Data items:
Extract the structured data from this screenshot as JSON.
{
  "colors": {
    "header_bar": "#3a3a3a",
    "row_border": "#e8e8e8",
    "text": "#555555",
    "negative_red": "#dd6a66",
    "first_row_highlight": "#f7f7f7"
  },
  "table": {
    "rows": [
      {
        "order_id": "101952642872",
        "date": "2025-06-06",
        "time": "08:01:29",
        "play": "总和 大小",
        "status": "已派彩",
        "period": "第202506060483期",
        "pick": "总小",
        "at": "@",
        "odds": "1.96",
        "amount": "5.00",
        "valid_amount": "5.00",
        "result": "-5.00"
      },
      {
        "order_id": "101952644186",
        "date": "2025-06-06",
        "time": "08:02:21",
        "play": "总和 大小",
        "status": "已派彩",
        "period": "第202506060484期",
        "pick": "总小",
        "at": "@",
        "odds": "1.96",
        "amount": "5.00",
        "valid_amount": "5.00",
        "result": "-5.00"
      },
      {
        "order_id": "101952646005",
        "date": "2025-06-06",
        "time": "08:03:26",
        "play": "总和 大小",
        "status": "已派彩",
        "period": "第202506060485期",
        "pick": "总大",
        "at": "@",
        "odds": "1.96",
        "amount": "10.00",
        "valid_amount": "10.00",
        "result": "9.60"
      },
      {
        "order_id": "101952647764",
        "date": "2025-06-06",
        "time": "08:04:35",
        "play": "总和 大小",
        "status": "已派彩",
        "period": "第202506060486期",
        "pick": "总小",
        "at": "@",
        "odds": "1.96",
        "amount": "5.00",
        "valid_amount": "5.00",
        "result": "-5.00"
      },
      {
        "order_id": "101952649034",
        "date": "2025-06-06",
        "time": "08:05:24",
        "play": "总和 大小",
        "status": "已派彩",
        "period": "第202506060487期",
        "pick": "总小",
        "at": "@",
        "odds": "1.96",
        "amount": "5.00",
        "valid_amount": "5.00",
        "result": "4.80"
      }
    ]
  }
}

- [Work to complete]:
Filter the records above for "time" and copy every matching line.

- [Correct response]:
        "time": "08:01:29",
        "time": "08:02:21",
        "time": "08:03:26",
        "time": "08:04:35",
        "time": "08:05:24",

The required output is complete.